**RECORD SET**
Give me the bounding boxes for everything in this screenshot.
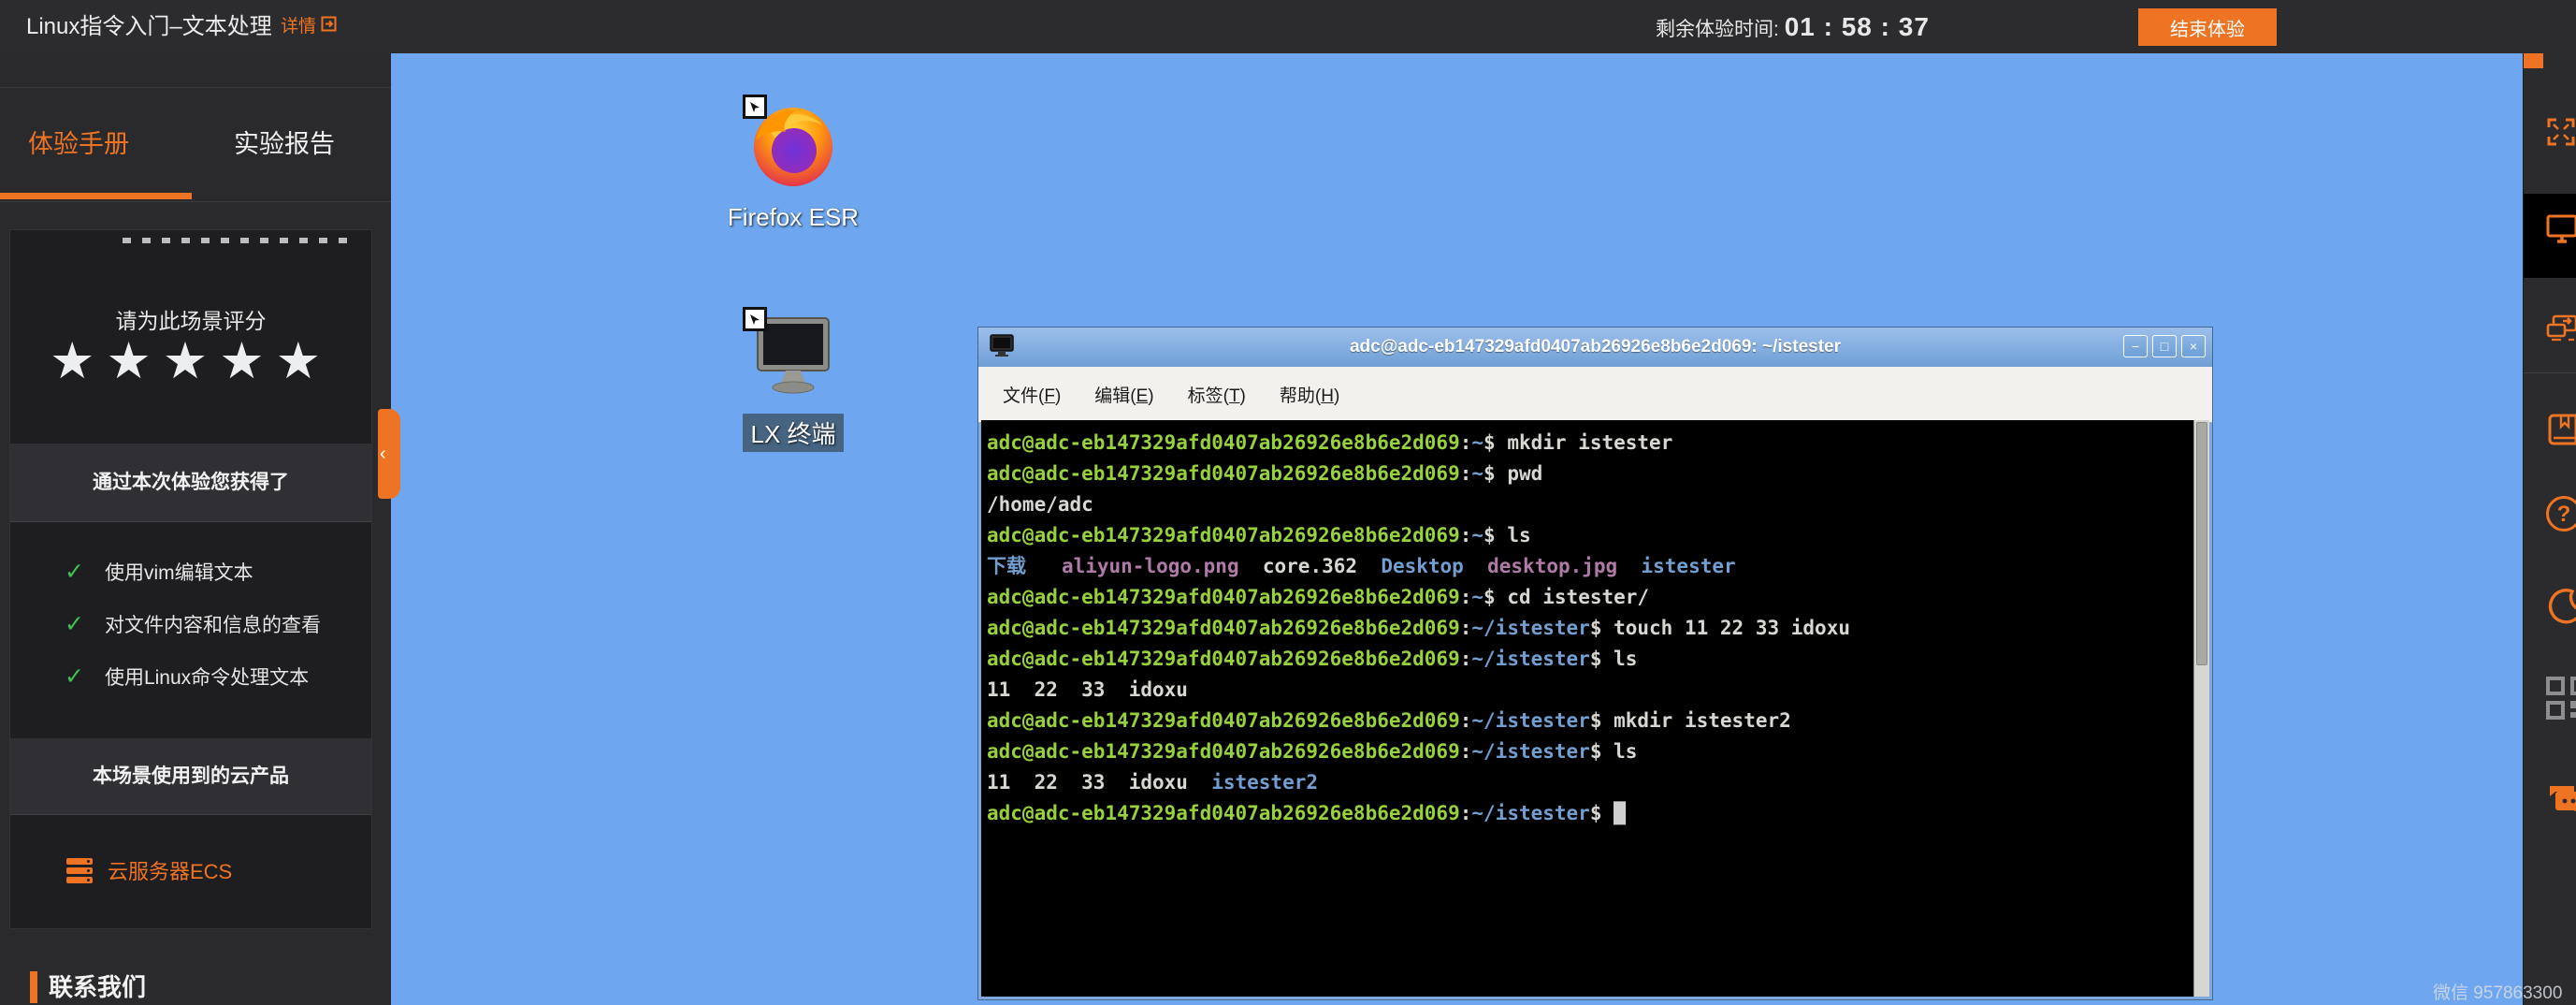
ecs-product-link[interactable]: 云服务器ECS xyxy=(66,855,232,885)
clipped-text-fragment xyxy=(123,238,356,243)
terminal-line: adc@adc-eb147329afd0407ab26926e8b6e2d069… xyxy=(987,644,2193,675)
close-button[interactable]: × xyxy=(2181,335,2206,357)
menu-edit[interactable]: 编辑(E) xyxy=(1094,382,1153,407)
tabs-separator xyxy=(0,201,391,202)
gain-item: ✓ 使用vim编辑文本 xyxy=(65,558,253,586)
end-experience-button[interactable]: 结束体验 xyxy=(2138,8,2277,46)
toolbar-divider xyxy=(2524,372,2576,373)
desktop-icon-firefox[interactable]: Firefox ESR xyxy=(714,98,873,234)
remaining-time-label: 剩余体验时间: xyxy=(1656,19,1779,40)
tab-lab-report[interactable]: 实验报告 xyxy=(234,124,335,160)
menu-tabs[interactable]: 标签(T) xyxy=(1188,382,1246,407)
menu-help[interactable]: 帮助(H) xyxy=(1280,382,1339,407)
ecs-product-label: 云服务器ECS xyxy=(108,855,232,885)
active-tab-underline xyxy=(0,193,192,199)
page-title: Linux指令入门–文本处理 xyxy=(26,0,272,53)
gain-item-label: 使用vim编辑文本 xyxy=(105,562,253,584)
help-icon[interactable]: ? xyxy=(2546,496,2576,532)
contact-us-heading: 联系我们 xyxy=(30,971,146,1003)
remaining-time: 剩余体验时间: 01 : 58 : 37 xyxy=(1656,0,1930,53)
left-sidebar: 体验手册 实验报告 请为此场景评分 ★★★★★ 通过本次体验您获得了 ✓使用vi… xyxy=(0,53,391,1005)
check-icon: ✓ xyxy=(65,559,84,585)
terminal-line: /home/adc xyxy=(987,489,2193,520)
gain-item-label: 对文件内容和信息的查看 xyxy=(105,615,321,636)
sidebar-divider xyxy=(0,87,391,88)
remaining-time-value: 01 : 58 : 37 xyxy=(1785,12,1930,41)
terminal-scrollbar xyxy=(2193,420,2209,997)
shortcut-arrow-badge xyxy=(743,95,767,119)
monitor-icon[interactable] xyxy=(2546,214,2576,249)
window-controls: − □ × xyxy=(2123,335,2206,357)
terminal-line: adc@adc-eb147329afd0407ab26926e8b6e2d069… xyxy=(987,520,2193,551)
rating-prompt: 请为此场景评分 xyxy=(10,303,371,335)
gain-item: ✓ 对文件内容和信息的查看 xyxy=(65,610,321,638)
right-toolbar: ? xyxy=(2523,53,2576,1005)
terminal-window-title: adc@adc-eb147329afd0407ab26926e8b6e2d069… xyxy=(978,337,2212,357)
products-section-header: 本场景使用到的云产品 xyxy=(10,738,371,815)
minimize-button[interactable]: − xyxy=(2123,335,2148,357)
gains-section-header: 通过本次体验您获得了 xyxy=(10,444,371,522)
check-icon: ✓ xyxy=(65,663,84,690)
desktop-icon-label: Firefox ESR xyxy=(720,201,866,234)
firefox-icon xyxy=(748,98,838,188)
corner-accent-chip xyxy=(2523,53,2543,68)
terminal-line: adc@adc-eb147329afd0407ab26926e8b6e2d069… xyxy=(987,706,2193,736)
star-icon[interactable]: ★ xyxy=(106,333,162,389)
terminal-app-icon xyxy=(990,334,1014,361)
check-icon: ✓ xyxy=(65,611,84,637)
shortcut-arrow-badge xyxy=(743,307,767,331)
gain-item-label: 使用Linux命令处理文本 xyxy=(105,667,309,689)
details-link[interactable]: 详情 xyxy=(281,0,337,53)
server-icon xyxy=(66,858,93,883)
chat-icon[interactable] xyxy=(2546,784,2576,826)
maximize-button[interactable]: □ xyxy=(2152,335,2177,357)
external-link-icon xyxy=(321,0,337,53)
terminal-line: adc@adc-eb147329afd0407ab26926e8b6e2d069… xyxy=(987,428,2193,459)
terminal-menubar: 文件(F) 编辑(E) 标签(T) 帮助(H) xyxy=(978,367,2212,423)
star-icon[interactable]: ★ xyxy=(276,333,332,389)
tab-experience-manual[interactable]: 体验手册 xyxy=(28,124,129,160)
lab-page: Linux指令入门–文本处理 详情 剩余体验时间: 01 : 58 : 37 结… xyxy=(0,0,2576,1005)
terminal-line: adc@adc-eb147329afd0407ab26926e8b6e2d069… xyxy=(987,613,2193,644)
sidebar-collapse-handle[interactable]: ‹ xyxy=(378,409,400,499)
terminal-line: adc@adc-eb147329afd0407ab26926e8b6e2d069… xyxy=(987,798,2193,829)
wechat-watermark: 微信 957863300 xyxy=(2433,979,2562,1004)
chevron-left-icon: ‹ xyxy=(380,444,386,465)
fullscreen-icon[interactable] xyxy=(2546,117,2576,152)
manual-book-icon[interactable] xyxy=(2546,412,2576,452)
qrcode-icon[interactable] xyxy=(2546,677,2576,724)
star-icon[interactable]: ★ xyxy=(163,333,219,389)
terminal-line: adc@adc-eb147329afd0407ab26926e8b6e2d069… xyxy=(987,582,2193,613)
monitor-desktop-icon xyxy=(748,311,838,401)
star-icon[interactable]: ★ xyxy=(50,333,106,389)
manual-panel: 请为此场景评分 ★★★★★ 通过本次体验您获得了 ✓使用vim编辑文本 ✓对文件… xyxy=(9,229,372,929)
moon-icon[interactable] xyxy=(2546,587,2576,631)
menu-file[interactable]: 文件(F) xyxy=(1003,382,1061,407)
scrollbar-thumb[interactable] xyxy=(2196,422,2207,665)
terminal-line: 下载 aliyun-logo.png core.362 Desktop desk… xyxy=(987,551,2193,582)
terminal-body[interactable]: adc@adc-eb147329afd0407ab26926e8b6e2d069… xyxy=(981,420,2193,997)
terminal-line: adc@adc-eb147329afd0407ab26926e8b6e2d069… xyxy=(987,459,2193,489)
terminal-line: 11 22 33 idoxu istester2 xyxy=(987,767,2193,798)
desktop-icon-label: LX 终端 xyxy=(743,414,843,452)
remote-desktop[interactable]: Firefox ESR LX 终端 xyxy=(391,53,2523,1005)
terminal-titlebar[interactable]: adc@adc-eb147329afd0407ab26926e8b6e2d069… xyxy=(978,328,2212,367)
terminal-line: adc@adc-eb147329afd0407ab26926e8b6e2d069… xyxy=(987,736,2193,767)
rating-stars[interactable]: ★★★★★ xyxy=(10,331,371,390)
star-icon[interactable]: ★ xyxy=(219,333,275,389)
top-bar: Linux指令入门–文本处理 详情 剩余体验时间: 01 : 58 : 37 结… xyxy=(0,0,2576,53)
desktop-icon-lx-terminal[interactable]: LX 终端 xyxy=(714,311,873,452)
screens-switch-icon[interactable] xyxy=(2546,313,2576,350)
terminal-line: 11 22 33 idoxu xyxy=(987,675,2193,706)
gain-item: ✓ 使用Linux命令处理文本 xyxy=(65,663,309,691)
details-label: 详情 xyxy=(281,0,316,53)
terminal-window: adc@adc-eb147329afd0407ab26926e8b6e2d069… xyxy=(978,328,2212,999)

**EXERCISE OBJECTIVE**
Return every line of the records above verbatim, omitting the pictures.

**CORRECT ANSWER**
Give me the bounding boxes for everything in this screenshot.
ecs-product-link[interactable]: 云服务器ECS xyxy=(66,855,232,885)
clipped-text-fragment xyxy=(123,238,356,243)
terminal-line: adc@adc-eb147329afd0407ab26926e8b6e2d069… xyxy=(987,644,2193,675)
close-button[interactable]: × xyxy=(2181,335,2206,357)
menu-edit[interactable]: 编辑(E) xyxy=(1094,382,1153,407)
tabs-separator xyxy=(0,201,391,202)
gain-item: ✓ 使用vim编辑文本 xyxy=(65,558,253,586)
end-experience-button[interactable]: 结束体验 xyxy=(2138,8,2277,46)
toolbar-divider xyxy=(2524,372,2576,373)
desktop-icon-firefox[interactable]: Firefox ESR xyxy=(714,98,873,234)
remaining-time-label: 剩余体验时间: xyxy=(1656,19,1779,40)
tab-lab-report[interactable]: 实验报告 xyxy=(234,124,335,160)
menu-tabs[interactable]: 标签(T) xyxy=(1188,382,1246,407)
menu-help[interactable]: 帮助(H) xyxy=(1280,382,1339,407)
ecs-product-label: 云服务器ECS xyxy=(108,855,232,885)
active-tab-underline xyxy=(0,193,192,199)
page-title: Linux指令入门–文本处理 xyxy=(26,0,272,53)
gain-item-label: 使用vim编辑文本 xyxy=(105,562,253,584)
help-icon[interactable]: ? xyxy=(2546,496,2576,532)
contact-us-heading: 联系我们 xyxy=(30,971,146,1003)
remaining-time: 剩余体验时间: 01 : 58 : 37 xyxy=(1656,0,1930,53)
left-sidebar: 体验手册 实验报告 请为此场景评分 ★★★★★ 通过本次体验您获得了 ✓使用vi… xyxy=(0,53,391,1005)
check-icon: ✓ xyxy=(65,559,84,585)
terminal-line: /home/adc xyxy=(987,489,2193,520)
gain-item-label: 对文件内容和信息的查看 xyxy=(105,615,321,636)
sidebar-divider xyxy=(0,87,391,88)
remaining-time-value: 01 : 58 : 37 xyxy=(1785,12,1930,41)
terminal-scrollbar xyxy=(2193,420,2209,997)
shortcut-arrow-badge xyxy=(743,95,767,119)
monitor-icon[interactable] xyxy=(2546,214,2576,249)
window-controls: − □ × xyxy=(2123,335,2206,357)
terminal-line: adc@adc-eb147329afd0407ab26926e8b6e2d069… xyxy=(987,520,2193,551)
rating-prompt: 请为此场景评分 xyxy=(10,303,371,335)
gain-item: ✓ 对文件内容和信息的查看 xyxy=(65,610,321,638)
right-toolbar: ? xyxy=(2523,53,2576,1005)
terminal-window-title: adc@adc-eb147329afd0407ab26926e8b6e2d069… xyxy=(978,337,2212,357)
products-section-header: 本场景使用到的云产品 xyxy=(10,738,371,815)
minimize-button[interactable]: − xyxy=(2123,335,2148,357)
gains-section-header: 通过本次体验您获得了 xyxy=(10,444,371,522)
check-icon: ✓ xyxy=(65,663,84,690)
desktop-icon-label: Firefox ESR xyxy=(720,201,866,234)
firefox-icon xyxy=(748,98,838,188)
corner-accent-chip xyxy=(2523,53,2543,68)
terminal-line: adc@adc-eb147329afd0407ab26926e8b6e2d069… xyxy=(987,706,2193,736)
star-icon[interactable]: ★ xyxy=(106,333,162,389)
terminal-app-icon xyxy=(990,334,1014,361)
check-icon: ✓ xyxy=(65,611,84,637)
shortcut-arrow-badge xyxy=(743,307,767,331)
gain-item-label: 使用Linux命令处理文本 xyxy=(105,667,309,689)
details-link[interactable]: 详情 xyxy=(281,0,337,53)
server-icon xyxy=(66,858,93,883)
chat-icon[interactable] xyxy=(2546,784,2576,826)
maximize-button[interactable]: □ xyxy=(2152,335,2177,357)
external-link-icon xyxy=(321,0,337,53)
terminal-line: adc@adc-eb147329afd0407ab26926e8b6e2d069… xyxy=(987,428,2193,459)
terminal-menubar: 文件(F) 编辑(E) 标签(T) 帮助(H) xyxy=(978,367,2212,423)
star-icon[interactable]: ★ xyxy=(276,333,332,389)
tab-experience-manual[interactable]: 体验手册 xyxy=(28,124,129,160)
lab-page: Linux指令入门–文本处理 详情 剩余体验时间: 01 : 58 : 37 结… xyxy=(0,0,2576,1005)
terminal-line: adc@adc-eb147329afd0407ab26926e8b6e2d069… xyxy=(987,613,2193,644)
sidebar-collapse-handle[interactable]: ‹ xyxy=(378,409,400,499)
terminal-line: adc@adc-eb147329afd0407ab26926e8b6e2d069… xyxy=(987,798,2193,829)
wechat-watermark: 微信 957863300 xyxy=(2433,979,2562,1004)
chevron-left-icon: ‹ xyxy=(380,444,386,465)
fullscreen-icon[interactable] xyxy=(2546,117,2576,152)
manual-book-icon[interactable] xyxy=(2546,412,2576,452)
qrcode-icon[interactable] xyxy=(2546,677,2576,724)
star-icon[interactable]: ★ xyxy=(163,333,219,389)
terminal-line: adc@adc-eb147329afd0407ab26926e8b6e2d069… xyxy=(987,582,2193,613)
monitor-desktop-icon xyxy=(748,311,838,401)
star-icon[interactable]: ★ xyxy=(50,333,106,389)
manual-panel: 请为此场景评分 ★★★★★ 通过本次体验您获得了 ✓使用vim编辑文本 ✓对文件… xyxy=(9,229,372,929)
moon-icon[interactable] xyxy=(2546,587,2576,631)
menu-file[interactable]: 文件(F) xyxy=(1003,382,1061,407)
scrollbar-thumb[interactable] xyxy=(2196,422,2207,665)
terminal-line: 下载 aliyun-logo.png core.362 Desktop desk… xyxy=(987,551,2193,582)
terminal-body[interactable]: adc@adc-eb147329afd0407ab26926e8b6e2d069… xyxy=(981,420,2193,997)
terminal-line: adc@adc-eb147329afd0407ab26926e8b6e2d069… xyxy=(987,459,2193,489)
terminal-line: 11 22 33 idoxu istester2 xyxy=(987,767,2193,798)
desktop-icon-label: LX 终端 xyxy=(743,414,843,452)
remote-desktop[interactable]: Firefox ESR LX 终端 xyxy=(391,53,2523,1005)
terminal-titlebar[interactable]: adc@adc-eb147329afd0407ab26926e8b6e2d069… xyxy=(978,328,2212,367)
terminal-line: adc@adc-eb147329afd0407ab26926e8b6e2d069… xyxy=(987,736,2193,767)
rating-stars[interactable]: ★★★★★ xyxy=(10,331,371,390)
star-icon[interactable]: ★ xyxy=(219,333,275,389)
top-bar: Linux指令入门–文本处理 详情 剩余体验时间: 01 : 58 : 37 结… xyxy=(0,0,2576,53)
desktop-icon-lx-terminal[interactable]: LX 终端 xyxy=(714,311,873,452)
screens-switch-icon[interactable] xyxy=(2546,313,2576,350)
terminal-line: 11 22 33 idoxu xyxy=(987,675,2193,706)
gain-item: ✓ 使用Linux命令处理文本 xyxy=(65,663,309,691)
details-label: 详情 xyxy=(281,0,316,53)
terminal-window: adc@adc-eb147329afd0407ab26926e8b6e2d069… xyxy=(978,328,2212,999)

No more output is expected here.